→ EXERCISE
Please summarize the text on enum string template parameters in two sentences.

→ TEXT SHOWN
*** Block opens ***

We can already *almost* express this in the language. This code works:

    void fun(T : string, T val)() {
        pragma(msg, "instantiated with ", T.stringof);
    }

    enum E : string { x = "hello" }

    alias test = fun!(E, E.x);
    // prints: instantiated with E

But if you try to write it the more natural way, with the value parameter first, and have the compiler deduce the type, you get an error:

    void fun(T val, T : string)() {
        pragma(msg, "instantiated with ", T.stringof);
    }
    // Error: undefined identifier `T`
May 07, 2021
On 5/7/21 12:43 PM, Andrei Alexandrescu wrote:
> On 5/7/21 11:51 AM, Steven Schveighoffer wrote:
>> On 5/7/21 11:30 AM, Andrei Alexandrescu wrote:
>>> User: "I have this enum string str and phobos won't consider it a string. Help!"
>>>
>>> Another user: "Just use str.representation if you want to pass str around as a string."
>>>
>>
>> User: "OK, but when should I use representation? I already pass it around as a string and it works fine. Why can't phobos comprehend that, when the language has no problems with it?"
> 
> "When you want a string".
> 

Sorry, let's jump out of the fake dialog here for a second.

The problem I have is, you have a function like:

foo(T)(T s) if (isSomeString!T)

*** Block closes ***

(Collection entries)

*** Block opens ***

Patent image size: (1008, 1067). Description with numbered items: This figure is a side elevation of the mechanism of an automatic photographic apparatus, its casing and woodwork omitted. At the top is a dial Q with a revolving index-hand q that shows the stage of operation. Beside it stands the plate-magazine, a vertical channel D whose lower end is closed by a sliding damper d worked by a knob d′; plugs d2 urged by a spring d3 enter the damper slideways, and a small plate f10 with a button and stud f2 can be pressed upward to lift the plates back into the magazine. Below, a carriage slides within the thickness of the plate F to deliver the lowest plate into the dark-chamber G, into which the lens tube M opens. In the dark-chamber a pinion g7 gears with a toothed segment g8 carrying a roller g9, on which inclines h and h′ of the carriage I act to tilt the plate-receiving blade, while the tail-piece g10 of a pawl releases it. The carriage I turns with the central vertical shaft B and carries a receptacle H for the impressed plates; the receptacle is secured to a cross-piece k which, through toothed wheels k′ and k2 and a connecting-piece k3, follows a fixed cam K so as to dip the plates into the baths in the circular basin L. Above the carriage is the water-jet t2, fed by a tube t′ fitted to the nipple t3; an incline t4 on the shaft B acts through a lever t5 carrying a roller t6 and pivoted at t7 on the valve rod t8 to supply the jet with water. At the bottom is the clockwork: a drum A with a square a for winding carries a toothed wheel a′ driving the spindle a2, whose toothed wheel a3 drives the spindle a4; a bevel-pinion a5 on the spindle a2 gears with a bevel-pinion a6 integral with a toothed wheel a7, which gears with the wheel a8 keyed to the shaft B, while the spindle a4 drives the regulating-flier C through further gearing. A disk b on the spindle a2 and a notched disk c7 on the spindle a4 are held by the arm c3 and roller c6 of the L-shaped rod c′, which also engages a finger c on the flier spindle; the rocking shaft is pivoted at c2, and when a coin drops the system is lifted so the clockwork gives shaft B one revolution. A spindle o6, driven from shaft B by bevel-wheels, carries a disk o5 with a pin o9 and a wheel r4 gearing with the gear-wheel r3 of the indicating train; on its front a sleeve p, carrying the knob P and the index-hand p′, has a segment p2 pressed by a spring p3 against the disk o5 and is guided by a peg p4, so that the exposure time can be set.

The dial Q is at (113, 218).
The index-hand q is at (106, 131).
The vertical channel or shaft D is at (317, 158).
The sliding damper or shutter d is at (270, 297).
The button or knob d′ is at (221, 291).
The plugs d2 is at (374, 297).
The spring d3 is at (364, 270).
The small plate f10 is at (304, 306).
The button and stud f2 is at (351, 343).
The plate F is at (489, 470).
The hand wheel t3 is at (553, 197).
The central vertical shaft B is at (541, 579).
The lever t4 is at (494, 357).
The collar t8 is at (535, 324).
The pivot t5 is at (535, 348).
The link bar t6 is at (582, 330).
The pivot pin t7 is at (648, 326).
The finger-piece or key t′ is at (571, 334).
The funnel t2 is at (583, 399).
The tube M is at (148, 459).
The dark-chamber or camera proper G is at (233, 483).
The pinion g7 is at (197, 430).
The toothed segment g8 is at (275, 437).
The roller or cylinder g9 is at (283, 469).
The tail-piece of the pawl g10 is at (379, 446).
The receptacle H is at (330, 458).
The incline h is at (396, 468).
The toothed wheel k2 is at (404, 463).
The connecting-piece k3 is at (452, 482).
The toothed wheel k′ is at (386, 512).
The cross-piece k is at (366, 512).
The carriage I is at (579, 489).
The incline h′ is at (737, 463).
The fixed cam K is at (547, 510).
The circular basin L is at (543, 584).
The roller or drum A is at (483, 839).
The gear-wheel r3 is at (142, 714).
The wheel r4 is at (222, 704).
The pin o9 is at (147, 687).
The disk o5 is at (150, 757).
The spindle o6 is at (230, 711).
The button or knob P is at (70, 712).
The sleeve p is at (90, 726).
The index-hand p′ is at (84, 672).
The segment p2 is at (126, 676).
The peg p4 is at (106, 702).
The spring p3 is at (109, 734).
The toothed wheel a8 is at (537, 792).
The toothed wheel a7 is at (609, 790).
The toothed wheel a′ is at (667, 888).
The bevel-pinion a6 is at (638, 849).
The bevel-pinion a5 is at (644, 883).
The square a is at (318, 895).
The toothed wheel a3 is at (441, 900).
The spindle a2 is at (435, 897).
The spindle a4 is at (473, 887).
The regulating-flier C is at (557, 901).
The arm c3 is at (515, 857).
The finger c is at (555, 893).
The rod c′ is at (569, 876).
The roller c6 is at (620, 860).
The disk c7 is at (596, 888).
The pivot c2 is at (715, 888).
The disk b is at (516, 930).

*** Block closes ***

→ YOUR RESPONSE
Declaring a type parameter constrained to string before a value parameter of that type already compiles and prints "instantiated with E" for an enum E, but placing the value parameter first gives the error "undefined identifier `T`." A later reply steps out of a mock dialog about Phobos not treating an enum string as a string and begins describing a problem with a function constrained by isSomeString.